● **The request**:
Write out only the tail of the records, beginning at the line containing "Transcribe the text in this document." and including the last line, exactly as written.

········

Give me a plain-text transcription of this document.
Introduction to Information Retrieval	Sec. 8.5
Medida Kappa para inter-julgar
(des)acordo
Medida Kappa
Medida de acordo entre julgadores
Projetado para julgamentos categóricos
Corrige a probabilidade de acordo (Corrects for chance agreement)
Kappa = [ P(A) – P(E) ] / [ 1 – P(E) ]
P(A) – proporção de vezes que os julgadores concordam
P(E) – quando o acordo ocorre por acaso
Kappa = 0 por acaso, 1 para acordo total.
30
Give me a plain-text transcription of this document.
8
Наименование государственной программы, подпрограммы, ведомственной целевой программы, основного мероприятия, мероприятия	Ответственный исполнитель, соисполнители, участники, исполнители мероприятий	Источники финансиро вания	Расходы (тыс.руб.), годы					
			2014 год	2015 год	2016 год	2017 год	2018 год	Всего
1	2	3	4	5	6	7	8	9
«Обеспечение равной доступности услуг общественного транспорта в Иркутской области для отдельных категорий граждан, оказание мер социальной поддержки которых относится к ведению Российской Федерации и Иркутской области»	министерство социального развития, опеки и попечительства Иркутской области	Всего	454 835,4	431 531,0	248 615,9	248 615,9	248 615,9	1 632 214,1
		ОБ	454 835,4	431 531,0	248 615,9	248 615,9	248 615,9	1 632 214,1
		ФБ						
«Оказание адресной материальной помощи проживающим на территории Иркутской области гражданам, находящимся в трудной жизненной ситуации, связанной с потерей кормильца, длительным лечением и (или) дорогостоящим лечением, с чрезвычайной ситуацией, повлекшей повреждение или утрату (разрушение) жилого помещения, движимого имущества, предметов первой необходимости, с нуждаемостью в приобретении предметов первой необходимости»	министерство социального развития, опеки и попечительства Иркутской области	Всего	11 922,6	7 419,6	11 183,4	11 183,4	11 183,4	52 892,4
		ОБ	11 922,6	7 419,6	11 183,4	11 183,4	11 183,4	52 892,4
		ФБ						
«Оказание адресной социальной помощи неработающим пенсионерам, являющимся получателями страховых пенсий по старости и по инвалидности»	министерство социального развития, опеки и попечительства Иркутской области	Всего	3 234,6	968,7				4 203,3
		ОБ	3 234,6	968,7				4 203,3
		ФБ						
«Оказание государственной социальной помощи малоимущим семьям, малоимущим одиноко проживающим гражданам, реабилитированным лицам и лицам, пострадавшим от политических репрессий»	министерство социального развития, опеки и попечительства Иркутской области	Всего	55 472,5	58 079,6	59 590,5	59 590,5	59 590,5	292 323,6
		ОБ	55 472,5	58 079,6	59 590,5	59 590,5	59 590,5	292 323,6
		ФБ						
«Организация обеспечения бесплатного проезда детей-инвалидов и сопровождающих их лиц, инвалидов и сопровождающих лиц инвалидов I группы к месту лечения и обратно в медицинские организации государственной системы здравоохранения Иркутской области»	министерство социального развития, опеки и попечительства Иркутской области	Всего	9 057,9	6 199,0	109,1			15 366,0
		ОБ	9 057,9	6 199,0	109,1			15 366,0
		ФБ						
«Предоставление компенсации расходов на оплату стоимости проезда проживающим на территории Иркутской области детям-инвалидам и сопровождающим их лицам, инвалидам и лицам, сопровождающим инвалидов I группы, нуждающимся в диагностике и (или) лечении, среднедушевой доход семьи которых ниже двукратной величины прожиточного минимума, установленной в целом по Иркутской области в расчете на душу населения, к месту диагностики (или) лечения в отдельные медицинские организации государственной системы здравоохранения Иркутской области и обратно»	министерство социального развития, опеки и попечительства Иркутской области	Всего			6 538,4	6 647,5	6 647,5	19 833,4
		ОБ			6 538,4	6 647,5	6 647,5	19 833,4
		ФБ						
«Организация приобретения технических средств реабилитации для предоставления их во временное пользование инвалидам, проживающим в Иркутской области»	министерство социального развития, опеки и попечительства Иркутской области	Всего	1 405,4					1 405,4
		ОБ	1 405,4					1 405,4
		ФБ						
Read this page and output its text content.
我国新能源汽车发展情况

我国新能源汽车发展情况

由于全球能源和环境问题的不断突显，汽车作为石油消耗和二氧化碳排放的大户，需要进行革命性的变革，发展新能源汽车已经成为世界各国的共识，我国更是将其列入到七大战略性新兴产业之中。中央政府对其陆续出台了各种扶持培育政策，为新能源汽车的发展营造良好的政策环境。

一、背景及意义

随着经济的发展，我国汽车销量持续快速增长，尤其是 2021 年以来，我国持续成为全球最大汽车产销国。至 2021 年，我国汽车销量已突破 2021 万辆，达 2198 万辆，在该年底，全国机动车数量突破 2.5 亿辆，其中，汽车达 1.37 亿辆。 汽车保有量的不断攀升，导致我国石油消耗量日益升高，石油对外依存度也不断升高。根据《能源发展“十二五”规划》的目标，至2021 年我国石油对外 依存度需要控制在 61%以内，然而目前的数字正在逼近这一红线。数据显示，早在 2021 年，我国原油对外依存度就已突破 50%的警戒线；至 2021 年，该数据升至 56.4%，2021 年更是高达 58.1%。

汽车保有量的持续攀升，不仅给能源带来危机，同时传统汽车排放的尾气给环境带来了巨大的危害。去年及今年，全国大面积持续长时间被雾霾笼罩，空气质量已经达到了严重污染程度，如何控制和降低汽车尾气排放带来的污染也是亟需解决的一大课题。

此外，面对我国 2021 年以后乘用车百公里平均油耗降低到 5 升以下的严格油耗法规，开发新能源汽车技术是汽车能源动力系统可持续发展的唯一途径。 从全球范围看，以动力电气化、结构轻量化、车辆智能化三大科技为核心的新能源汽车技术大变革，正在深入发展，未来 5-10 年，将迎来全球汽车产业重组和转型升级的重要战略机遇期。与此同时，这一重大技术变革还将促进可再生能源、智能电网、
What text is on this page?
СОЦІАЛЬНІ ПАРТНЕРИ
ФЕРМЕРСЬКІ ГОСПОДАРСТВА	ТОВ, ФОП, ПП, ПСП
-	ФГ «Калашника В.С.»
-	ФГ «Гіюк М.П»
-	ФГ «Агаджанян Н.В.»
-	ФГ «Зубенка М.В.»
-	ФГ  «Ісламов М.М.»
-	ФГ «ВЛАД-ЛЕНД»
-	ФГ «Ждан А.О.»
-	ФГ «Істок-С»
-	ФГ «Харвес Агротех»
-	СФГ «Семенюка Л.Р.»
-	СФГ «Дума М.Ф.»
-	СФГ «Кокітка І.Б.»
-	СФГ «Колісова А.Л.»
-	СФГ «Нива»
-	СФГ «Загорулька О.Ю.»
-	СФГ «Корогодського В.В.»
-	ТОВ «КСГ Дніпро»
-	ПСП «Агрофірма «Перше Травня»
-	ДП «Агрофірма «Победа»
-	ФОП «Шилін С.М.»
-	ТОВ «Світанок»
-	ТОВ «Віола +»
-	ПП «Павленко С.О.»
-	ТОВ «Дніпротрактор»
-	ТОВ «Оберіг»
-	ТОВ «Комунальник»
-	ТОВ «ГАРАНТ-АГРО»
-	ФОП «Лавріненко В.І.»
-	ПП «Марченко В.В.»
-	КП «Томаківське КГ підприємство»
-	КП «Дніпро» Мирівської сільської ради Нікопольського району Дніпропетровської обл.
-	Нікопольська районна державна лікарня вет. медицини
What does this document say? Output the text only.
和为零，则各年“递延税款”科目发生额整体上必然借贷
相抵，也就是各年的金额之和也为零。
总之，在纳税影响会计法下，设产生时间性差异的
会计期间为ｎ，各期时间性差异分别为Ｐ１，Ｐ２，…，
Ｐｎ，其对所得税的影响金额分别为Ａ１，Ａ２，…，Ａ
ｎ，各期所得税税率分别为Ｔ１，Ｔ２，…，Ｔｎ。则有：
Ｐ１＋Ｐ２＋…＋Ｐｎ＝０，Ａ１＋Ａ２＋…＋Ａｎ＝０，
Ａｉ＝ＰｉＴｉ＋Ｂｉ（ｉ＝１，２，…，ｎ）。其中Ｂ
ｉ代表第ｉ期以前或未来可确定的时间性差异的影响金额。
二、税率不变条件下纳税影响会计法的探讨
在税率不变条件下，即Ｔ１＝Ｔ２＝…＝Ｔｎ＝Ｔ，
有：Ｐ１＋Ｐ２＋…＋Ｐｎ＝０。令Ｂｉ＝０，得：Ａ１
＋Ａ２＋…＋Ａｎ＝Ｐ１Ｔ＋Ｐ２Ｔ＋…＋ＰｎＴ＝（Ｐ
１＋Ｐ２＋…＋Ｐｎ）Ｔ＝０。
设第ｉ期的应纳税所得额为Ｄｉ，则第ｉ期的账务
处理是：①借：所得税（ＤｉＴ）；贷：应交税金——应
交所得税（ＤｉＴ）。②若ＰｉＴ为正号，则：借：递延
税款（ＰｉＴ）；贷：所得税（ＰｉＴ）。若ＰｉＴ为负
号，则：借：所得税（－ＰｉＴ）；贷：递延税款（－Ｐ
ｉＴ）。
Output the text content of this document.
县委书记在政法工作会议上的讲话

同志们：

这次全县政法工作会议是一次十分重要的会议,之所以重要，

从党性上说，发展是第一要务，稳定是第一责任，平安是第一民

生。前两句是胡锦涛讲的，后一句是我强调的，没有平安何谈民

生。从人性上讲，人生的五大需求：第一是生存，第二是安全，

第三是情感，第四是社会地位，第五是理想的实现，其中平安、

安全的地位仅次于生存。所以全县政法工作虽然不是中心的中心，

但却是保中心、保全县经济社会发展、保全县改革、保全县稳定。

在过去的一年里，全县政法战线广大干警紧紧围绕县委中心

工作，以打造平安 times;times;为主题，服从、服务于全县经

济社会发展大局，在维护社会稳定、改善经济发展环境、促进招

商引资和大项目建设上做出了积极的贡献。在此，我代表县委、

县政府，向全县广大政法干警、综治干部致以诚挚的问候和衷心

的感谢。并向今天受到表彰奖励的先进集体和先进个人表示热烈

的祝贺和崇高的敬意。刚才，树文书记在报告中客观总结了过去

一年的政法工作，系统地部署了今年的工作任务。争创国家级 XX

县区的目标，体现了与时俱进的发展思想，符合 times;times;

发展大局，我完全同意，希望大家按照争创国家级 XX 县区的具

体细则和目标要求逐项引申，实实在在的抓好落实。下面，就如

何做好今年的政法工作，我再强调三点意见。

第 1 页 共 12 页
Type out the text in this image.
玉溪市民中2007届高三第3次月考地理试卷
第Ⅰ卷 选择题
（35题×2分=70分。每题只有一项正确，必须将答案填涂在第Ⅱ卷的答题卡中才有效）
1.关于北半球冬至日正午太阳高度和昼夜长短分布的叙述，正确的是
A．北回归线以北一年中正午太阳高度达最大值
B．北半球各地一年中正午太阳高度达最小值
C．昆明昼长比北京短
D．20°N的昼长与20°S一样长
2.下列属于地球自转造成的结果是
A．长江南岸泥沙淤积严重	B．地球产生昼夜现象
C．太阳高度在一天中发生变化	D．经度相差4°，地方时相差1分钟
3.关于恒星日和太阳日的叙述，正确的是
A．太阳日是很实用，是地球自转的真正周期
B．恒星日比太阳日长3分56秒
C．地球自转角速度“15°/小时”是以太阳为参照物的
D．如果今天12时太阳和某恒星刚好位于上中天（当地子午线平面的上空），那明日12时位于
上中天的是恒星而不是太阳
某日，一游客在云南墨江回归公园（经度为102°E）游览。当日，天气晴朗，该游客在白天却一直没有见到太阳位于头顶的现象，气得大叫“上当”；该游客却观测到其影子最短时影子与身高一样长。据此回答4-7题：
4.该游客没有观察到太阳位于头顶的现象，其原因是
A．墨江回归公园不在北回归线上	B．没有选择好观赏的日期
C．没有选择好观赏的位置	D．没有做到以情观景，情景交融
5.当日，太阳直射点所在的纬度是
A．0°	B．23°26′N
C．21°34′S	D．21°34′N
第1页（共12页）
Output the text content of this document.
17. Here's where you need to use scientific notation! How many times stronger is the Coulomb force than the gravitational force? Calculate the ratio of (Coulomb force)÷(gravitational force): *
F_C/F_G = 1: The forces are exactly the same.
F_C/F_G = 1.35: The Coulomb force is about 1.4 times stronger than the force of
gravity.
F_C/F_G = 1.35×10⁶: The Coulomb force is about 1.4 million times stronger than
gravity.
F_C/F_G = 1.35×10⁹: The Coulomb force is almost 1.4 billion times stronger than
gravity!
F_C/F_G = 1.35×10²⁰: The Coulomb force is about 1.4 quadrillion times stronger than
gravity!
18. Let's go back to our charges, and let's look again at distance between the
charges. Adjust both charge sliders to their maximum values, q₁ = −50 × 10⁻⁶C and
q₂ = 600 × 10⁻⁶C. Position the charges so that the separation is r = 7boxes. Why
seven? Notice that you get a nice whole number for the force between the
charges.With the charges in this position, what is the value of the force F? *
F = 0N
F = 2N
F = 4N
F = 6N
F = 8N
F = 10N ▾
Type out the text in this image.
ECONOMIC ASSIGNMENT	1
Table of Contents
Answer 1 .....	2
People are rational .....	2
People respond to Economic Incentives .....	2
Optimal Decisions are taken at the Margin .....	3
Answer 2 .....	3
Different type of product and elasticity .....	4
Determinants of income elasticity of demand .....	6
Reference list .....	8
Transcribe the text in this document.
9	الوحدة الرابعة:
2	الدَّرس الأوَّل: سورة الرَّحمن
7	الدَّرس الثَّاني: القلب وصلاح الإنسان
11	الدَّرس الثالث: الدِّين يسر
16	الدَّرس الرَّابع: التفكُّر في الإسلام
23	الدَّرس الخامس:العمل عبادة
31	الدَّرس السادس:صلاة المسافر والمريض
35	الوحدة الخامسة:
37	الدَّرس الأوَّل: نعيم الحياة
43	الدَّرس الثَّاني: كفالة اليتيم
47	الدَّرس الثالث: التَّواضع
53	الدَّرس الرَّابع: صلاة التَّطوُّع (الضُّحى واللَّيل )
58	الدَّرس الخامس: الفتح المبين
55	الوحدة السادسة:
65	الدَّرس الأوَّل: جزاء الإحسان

········

● **Completed task**:
Transcribe the text in this document.
9	الوحدة الرابعة:
2	الدَّرس الأوَّل: سورة الرَّحمن
7	الدَّرس الثَّاني: القلب وصلاح الإنسان
11	الدَّرس الثالث: الدِّين يسر
16	الدَّرس الرَّابع: التفكُّر في الإسلام
23	الدَّرس الخامس:العمل عبادة
31	الدَّرس السادس:صلاة المسافر والمريض
35	الوحدة الخامسة:
37	الدَّرس الأوَّل: نعيم الحياة
43	الدَّرس الثَّاني: كفالة اليتيم
47	الدَّرس الثالث: التَّواضع
53	الدَّرس الرَّابع: صلاة التَّطوُّع (الضُّحى واللَّيل )
58	الدَّرس الخامس: الفتح المبين
55	الوحدة السادسة:
65	الدَّرس الأوَّل: جزاء الإحسان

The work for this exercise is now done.